SELECTED PASSAGE -
[START]
Single ended 50MHz sine to square wave

Single ended 50MHz sine to square wave

(OP)
We need to convert a 50MHz sinewave (maybe 1Vpp) from a built in synthesizer to a 3.3 V clock signal to be used in our logic on another board in the other end of the box.
The 50MHz sine will most likely come in a shielded coax cable with ground.

We 1st thought about using a comparator, but we havn't found any yet, that is fast enough and available. Besides it will require some external components for biasing etc.

Line receivers, on the other hand, do most of this, are available, and plenty fast enough.
I have found DS90LV018A (National) from one of our suppliers, but the data sheet says, I should not connect any of the two inputs to a fixed voltage, as the device then will go into some fail-safe mode.
Or have I misunderstood something here.

Can I connect one input to, say, 1.5V and the other to my 50MHz source ?
I will still have to provide some external bias and termination, but we will be up and running.

Are there other solutions?

RE: Single ended 50MHz sine to square wave

I have used small broad-band transformers for the same purpose. They give you complete isolation and a differential signal - if you need that.

I used a 30 MHz component, but there are transformers available for more than 200 MHz. Look at Fair-Rite, minicircuits or do a generic search for "broadband transformer" on google.

RE: Single ended 50MHz sine to square wave

In general, all you need to convert a sin wave into a square wave is a lot of gain and clipping.

Also, look at 'zero crossing detectors'.
[END]
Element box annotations
[START]
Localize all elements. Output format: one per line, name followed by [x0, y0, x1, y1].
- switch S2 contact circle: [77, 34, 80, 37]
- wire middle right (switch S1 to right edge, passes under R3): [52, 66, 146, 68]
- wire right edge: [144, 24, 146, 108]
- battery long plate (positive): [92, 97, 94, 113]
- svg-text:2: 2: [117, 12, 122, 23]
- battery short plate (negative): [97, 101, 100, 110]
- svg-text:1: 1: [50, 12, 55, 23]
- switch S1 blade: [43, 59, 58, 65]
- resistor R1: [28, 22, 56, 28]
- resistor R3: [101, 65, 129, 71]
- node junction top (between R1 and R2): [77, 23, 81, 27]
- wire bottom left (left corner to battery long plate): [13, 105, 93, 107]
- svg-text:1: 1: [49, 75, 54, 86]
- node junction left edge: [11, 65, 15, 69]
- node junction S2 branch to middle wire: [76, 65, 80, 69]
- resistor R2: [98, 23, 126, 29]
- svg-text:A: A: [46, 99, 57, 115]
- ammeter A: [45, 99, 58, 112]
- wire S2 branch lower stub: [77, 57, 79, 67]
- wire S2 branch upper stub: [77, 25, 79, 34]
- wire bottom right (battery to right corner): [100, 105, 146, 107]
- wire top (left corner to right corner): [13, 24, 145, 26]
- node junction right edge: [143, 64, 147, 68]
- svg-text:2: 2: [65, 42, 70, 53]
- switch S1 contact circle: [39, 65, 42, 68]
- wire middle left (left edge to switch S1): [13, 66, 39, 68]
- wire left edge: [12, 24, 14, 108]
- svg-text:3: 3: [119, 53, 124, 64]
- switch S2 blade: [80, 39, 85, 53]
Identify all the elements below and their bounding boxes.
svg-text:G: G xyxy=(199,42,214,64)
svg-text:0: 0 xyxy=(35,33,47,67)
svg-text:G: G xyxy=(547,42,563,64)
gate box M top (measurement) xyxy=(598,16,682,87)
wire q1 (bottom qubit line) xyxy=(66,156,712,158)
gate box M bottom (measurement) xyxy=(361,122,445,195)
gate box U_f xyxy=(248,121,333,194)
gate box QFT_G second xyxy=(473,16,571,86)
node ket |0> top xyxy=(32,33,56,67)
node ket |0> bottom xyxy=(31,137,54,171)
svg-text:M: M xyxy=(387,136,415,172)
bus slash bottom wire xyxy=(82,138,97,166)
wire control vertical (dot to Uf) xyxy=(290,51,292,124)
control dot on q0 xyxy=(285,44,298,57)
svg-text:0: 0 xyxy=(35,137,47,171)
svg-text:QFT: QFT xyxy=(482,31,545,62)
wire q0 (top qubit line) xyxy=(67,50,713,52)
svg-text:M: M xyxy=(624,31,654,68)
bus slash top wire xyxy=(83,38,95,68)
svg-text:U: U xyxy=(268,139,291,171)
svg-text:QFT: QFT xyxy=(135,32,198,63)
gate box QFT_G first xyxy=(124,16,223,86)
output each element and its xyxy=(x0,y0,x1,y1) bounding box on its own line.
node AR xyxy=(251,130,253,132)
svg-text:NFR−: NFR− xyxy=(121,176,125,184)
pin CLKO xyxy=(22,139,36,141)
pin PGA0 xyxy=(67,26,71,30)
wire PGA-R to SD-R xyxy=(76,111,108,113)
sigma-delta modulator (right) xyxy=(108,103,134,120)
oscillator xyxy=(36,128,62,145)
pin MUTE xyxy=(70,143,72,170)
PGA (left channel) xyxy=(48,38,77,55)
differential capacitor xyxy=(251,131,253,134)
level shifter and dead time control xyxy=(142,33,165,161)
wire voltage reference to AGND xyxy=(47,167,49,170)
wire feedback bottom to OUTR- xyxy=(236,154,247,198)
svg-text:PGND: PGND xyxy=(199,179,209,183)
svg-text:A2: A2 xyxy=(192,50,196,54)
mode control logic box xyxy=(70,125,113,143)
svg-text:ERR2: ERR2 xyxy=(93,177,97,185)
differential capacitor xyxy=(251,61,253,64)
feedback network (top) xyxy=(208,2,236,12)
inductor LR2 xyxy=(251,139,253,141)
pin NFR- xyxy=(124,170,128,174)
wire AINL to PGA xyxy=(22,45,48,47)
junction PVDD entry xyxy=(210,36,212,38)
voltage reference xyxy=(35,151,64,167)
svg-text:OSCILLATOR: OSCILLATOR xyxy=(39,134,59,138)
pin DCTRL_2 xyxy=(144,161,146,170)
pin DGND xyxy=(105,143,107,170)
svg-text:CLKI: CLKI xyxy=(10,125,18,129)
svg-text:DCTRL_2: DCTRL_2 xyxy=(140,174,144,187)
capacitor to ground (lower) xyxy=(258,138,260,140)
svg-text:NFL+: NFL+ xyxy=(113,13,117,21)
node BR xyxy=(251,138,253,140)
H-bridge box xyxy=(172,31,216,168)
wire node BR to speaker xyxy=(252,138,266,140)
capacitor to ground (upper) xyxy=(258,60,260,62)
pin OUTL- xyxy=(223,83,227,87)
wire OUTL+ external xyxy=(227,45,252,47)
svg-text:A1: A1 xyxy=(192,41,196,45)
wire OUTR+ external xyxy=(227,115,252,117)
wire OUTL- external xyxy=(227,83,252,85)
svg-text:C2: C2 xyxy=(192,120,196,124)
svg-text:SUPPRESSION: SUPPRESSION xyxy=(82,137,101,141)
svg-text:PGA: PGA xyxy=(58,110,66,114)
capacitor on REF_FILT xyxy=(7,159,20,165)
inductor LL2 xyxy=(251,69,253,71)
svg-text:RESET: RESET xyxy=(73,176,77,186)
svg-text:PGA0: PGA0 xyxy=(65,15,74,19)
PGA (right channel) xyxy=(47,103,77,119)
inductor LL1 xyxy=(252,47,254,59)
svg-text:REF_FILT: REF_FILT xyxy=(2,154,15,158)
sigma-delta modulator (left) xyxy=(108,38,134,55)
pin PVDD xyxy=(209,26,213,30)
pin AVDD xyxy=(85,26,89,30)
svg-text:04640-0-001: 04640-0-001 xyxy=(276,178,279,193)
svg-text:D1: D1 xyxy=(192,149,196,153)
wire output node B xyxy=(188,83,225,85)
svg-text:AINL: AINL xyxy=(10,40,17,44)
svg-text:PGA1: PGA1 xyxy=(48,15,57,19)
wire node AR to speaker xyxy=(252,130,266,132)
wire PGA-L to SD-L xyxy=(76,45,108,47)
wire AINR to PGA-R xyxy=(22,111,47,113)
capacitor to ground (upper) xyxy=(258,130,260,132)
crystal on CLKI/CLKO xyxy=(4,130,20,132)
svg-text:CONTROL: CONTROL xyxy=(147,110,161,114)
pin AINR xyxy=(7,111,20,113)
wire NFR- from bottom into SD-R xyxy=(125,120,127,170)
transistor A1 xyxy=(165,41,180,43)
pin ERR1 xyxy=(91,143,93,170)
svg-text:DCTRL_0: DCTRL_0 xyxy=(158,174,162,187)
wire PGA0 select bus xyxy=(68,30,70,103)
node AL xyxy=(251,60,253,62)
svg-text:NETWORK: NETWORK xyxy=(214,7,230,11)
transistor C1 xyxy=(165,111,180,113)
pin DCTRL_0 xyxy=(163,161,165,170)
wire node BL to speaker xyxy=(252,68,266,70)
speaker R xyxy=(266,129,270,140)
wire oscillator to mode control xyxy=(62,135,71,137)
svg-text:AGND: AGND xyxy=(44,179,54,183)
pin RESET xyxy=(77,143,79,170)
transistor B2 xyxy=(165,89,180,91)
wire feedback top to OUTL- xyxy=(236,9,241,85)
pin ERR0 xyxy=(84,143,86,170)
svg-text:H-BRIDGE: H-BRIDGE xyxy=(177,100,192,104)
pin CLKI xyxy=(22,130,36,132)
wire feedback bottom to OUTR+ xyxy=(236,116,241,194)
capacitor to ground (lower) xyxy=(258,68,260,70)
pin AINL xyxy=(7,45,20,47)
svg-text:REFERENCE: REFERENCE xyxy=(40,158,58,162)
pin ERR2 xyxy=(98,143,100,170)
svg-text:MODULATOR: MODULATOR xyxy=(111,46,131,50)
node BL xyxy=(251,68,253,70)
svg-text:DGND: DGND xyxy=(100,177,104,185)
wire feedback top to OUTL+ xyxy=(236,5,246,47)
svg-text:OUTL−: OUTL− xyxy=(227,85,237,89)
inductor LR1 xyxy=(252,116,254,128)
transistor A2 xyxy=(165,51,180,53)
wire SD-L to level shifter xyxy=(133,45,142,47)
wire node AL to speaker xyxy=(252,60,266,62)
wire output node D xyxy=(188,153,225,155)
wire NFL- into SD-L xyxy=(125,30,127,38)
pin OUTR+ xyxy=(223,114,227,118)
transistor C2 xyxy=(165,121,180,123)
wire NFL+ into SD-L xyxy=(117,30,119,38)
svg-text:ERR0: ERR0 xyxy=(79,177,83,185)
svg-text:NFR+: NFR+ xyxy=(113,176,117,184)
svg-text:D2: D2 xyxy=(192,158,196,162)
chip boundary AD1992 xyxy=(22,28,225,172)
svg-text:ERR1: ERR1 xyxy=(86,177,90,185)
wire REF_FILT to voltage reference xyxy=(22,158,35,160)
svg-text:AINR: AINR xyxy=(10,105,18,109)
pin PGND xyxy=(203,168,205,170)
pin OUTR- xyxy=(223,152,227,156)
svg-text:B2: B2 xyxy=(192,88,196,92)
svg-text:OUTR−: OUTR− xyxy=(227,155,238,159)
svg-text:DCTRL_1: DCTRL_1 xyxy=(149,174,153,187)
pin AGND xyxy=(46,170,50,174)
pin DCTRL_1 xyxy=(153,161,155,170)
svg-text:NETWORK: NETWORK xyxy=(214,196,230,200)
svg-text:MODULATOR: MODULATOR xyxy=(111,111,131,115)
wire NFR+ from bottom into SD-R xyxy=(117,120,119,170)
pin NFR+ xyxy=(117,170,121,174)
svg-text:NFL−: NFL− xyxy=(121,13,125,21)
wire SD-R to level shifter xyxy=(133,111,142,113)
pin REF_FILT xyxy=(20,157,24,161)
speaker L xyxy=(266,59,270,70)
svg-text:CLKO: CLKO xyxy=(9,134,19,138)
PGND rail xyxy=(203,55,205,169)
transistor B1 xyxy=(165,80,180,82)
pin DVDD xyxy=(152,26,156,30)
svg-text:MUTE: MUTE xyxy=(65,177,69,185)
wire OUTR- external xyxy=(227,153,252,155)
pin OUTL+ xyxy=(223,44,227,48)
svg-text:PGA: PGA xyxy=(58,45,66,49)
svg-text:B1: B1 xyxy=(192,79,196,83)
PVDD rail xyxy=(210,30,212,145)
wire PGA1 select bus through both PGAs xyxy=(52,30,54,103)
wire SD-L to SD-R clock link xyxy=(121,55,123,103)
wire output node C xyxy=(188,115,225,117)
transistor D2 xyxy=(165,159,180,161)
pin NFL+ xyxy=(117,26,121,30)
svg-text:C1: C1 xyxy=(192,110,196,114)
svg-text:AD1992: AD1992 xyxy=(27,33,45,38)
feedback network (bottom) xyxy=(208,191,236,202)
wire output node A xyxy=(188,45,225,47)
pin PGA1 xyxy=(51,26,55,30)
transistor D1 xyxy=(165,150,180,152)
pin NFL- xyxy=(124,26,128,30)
[END]
For each statement below, answer yes or no according to the forum thread on converting a 50MHz sine wave to a square wave above, and quote the words of the thread that decide it.
1. The original poster expects the 50MHz sine to arrive over a shielded coax cable.
2. The original poster has already found a comparator that is fast enough and available.
3. The broadband transformer the first replier used was a 200 MHz part.

1. Yes: "The 50MHz sine will most likely come in a shielded coax cable with ground."
2. No: "We 1st thought about using a comparator, but we havn't found any yet, that is fast enough and available."
3. No: "I used a 30 MHz component"